What the task asks:
Take all the material and copy it exactly.

Rows:
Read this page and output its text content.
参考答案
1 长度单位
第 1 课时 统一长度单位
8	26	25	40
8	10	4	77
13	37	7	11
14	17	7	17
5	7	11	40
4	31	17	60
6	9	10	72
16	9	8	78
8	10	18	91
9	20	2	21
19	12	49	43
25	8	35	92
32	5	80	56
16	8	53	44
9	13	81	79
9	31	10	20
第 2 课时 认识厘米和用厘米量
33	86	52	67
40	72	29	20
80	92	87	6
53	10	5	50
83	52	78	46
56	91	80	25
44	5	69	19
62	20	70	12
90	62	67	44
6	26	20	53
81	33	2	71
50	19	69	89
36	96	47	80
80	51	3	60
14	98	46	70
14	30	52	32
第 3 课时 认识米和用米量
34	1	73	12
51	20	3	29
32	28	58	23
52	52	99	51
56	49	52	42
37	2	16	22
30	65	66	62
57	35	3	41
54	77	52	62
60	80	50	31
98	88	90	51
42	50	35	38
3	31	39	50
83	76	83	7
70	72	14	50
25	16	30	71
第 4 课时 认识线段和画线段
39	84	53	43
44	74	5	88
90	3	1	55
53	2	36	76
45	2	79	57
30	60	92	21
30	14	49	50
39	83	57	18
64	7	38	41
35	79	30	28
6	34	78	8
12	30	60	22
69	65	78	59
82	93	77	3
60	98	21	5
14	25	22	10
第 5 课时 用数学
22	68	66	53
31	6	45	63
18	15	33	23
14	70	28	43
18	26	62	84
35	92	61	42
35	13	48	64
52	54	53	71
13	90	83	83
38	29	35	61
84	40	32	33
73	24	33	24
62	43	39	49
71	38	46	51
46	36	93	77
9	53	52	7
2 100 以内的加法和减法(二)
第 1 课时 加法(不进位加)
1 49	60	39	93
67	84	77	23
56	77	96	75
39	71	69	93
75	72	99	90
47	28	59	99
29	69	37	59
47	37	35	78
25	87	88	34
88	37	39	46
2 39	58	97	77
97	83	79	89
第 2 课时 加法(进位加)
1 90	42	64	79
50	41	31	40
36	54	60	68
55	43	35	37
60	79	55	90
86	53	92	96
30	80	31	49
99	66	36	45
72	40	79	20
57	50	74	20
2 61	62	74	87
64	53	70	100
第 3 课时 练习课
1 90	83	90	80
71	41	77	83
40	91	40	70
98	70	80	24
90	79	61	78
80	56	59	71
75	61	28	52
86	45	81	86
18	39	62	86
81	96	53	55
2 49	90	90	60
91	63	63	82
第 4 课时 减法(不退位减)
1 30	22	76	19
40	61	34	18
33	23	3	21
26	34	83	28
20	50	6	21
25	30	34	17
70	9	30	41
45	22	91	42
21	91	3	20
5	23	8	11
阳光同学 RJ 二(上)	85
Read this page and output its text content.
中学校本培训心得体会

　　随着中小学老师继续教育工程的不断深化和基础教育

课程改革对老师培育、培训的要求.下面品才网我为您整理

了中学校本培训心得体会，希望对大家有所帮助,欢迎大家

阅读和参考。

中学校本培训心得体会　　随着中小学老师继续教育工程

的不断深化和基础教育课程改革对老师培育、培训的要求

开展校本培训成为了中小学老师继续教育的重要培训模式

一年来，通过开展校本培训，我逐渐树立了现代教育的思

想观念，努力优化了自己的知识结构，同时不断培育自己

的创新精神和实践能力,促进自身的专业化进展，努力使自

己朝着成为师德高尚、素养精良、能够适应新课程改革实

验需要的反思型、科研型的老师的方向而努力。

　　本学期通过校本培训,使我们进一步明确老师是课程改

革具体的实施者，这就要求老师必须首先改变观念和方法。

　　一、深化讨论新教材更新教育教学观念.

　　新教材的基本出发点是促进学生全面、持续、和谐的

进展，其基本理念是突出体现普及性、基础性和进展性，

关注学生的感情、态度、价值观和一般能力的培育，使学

Exercise answer:
Read this page and output its text content.
参考答案
1 长度单位
第 1 课时 统一长度单位
8	26	25	40
8	10	4	77
13	37	7	11
14	17	7	17
5	7	11	40
4	31	17	60
6	9	10	72
16	9	8	78
8	10	18	91
9	20	2	21
19	12	49	43
25	8	35	92
32	5	80	56
16	8	53	44
9	13	81	79
9	31	10	20
第 2 课时 认识厘米和用厘米量
33	86	52	67
40	72	29	20
80	92	87	6
53	10	5	50
83	52	78	46
56	91	80	25
44	5	69	19
62	20	70	12
90	62	67	44
6	26	20	53
81	33	2	71
50	19	69	89
36	96	47	80
80	51	3	60
14	98	46	70
14	30	52	32
第 3 课时 认识米和用米量
34	1	73	12
51	20	3	29
32	28	58	23
52	52	99	51
56	49	52	42
37	2	16	22
30	65	66	62
57	35	3	41
54	77	52	62
60	80	50	31
98	88	90	51
42	50	35	38
3	31	39	50
83	76	83	7
70	72	14	50
25	16	30	71
第 4 课时 认识线段和画线段
39	84	53	43
44	74	5	88
90	3	1	55
53	2	36	76
45	2	79	57
30	60	92	21
30	14	49	50
39	83	57	18
64	7	38	41
35	79	30	28
6	34	78	8
12	30	60	22
69	65	78	59
82	93	77	3
60	98	21	5
14	25	22	10
第 5 课时 用数学
22	68	66	53
31	6	45	63
18	15	33	23
14	70	28	43
18	26	62	84
35	92	61	42
35	13	48	64
52	54	53	71
13	90	83	83
38	29	35	61
84	40	32	33
73	24	33	24
62	43	39	49
71	38	46	51
46	36	93	77
9	53	52	7
2 100 以内的加法和减法(二)
第 1 课时 加法(不进位加)
1 49	60	39	93
67	84	77	23
56	77	96	75
39	71	69	93
75	72	99	90
47	28	59	99
29	69	37	59
47	37	35	78
25	87	88	34
88	37	39	46
2 39	58	97	77
97	83	79	89
第 2 课时 加法(进位加)
1 90	42	64	79
50	41	31	40
36	54	60	68
55	43	35	37
60	79	55	90
86	53	92	96
30	80	31	49
99	66	36	45
72	40	79	20
57	50	74	20
2 61	62	74	87
64	53	70	100
第 3 课时 练习课
1 90	83	90	80
71	41	77	83
40	91	40	70
98	70	80	24
90	79	61	78
80	56	59	71
75	61	28	52
86	45	81	86
18	39	62	86
81	96	53	55
2 49	90	90	60
91	63	63	82
第 4 课时 减法(不退位减)
1 30	22	76	19
40	61	34	18
33	23	3	21
26	34	83	28
20	50	6	21
25	30	34	17
70	9	30	41
45	22	91	42
21	91	3	20
5	23	8	11
阳光同学 RJ 二(上)	85
Read this page and output its text content.
中学校本培训心得体会

　　随着中小学老师继续教育工程的不断深化和基础教育

课程改革对老师培育、培训的要求.下面品才网我为您整理

了中学校本培训心得体会，希望对大家有所帮助,欢迎大家

阅读和参考。

中学校本培训心得体会　　随着中小学老师继续教育工程

的不断深化和基础教育课程改革对老师培育、培训的要求

开展校本培训成为了中小学老师继续教育的重要培训模式

一年来，通过开展校本培训，我逐渐树立了现代教育的思

想观念，努力优化了自己的知识结构，同时不断培育自己

的创新精神和实践能力,促进自身的专业化进展，努力使自

己朝着成为师德高尚、素养精良、能够适应新课程改革实

验需要的反思型、科研型的老师的方向而努力。

　　本学期通过校本培训,使我们进一步明确老师是课程改

革具体的实施者，这就要求老师必须首先改变观念和方法。

　　一、深化讨论新教材更新教育教学观念.

　　新教材的基本出发点是促进学生全面、持续、和谐的

进展，其基本理念是突出体现普及性、基础性和进展性，

关注学生的感情、态度、价值观和一般能力的培育，使学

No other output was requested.